Exercise objective:
Pictures stay out of your copy, but everything else in the records below must be repeated exactly.

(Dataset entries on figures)
----
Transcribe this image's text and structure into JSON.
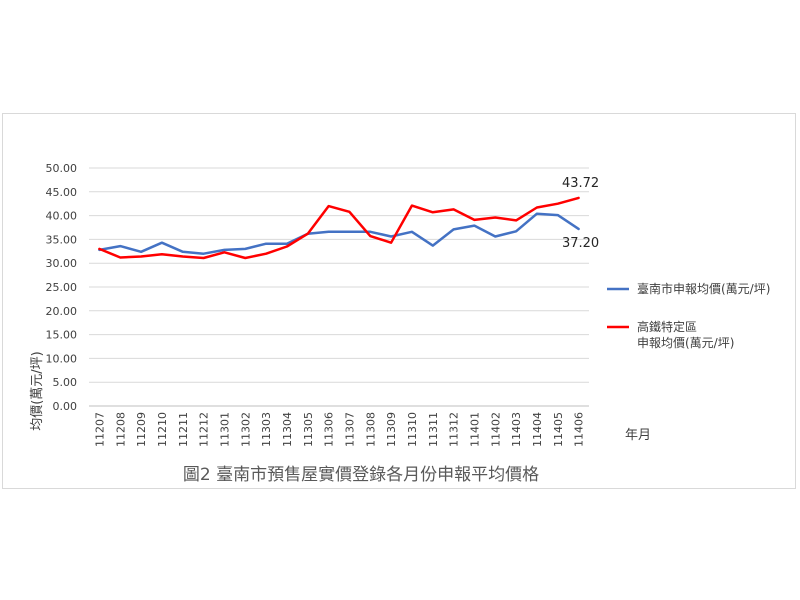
{
  "chart_data": {
    "type": "line",
    "title": "圖2  臺南市預售屋實價登錄各月份申報平均價格",
    "xlabel": "年月",
    "ylabel": "均價(萬元/坪)",
    "ylim": [
      0,
      50
    ],
    "yticks": [
      "0.00",
      "5.00",
      "10.00",
      "15.00",
      "20.00",
      "25.00",
      "30.00",
      "35.00",
      "40.00",
      "45.00",
      "50.00"
    ],
    "grid": true,
    "legend_position": "right",
    "categories": [
      "11207",
      "11208",
      "11209",
      "11210",
      "11211",
      "11212",
      "11301",
      "11302",
      "11303",
      "11304",
      "11305",
      "11306",
      "11307",
      "11308",
      "11309",
      "11310",
      "11311",
      "11312",
      "11401",
      "11402",
      "11403",
      "11404",
      "11405",
      "11406"
    ],
    "series": [
      {
        "name": "臺南市申報均價(萬元/坪)",
        "color": "#4472c4",
        "values": [
          32.8,
          33.6,
          32.4,
          34.3,
          32.4,
          32.0,
          32.8,
          33.0,
          34.1,
          34.1,
          36.2,
          36.6,
          36.6,
          36.6,
          35.6,
          36.6,
          33.7,
          37.1,
          37.9,
          35.6,
          36.7,
          40.4,
          40.1,
          37.2
        ],
        "end_label": "37.20"
      },
      {
        "name": "高鐵特定區\n申報均價(萬元/坪)",
        "legend_lines": [
          "高鐵特定區",
          "申報均價(萬元/坪)"
        ],
        "color": "#ff0000",
        "values": [
          33.0,
          31.2,
          31.4,
          31.9,
          31.4,
          31.1,
          32.3,
          31.1,
          32.0,
          33.5,
          36.2,
          42.0,
          40.8,
          35.7,
          34.3,
          42.1,
          40.7,
          41.3,
          39.1,
          39.6,
          39.0,
          41.7,
          42.5,
          43.72
        ],
        "end_label": "43.72"
      }
    ]
  }
}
----
Solution below:
Transcribe this image's text and structure into JSON.
{
  "chart_data": {
    "type": "line",
    "title": "圖2  臺南市預售屋實價登錄各月份申報平均價格",
    "xlabel": "年月",
    "ylabel": "均價(萬元/坪)",
    "ylim": [
      0,
      50
    ],
    "yticks": [
      "0.00",
      "5.00",
      "10.00",
      "15.00",
      "20.00",
      "25.00",
      "30.00",
      "35.00",
      "40.00",
      "45.00",
      "50.00"
    ],
    "grid": true,
    "legend_position": "right",
    "categories": [
      "11207",
      "11208",
      "11209",
      "11210",
      "11211",
      "11212",
      "11301",
      "11302",
      "11303",
      "11304",
      "11305",
      "11306",
      "11307",
      "11308",
      "11309",
      "11310",
      "11311",
      "11312",
      "11401",
      "11402",
      "11403",
      "11404",
      "11405",
      "11406"
    ],
    "series": [
      {
        "name": "臺南市申報均價(萬元/坪)",
        "color": "#4472c4",
        "values": [
          32.8,
          33.6,
          32.4,
          34.3,
          32.4,
          32.0,
          32.8,
          33.0,
          34.1,
          34.1,
          36.2,
          36.6,
          36.6,
          36.6,
          35.6,
          36.6,
          33.7,
          37.1,
          37.9,
          35.6,
          36.7,
          40.4,
          40.1,
          37.2
        ],
        "end_label": "37.20"
      },
      {
        "name": "高鐵特定區\n申報均價(萬元/坪)",
        "legend_lines": [
          "高鐵特定區",
          "申報均價(萬元/坪)"
        ],
        "color": "#ff0000",
        "values": [
          33.0,
          31.2,
          31.4,
          31.9,
          31.4,
          31.1,
          32.3,
          31.1,
          32.0,
          33.5,
          36.2,
          42.0,
          40.8,
          35.7,
          34.3,
          42.1,
          40.7,
          41.3,
          39.1,
          39.6,
          39.0,
          41.7,
          42.5,
          43.72
        ],
        "end_label": "43.72"
      }
    ]
  }
}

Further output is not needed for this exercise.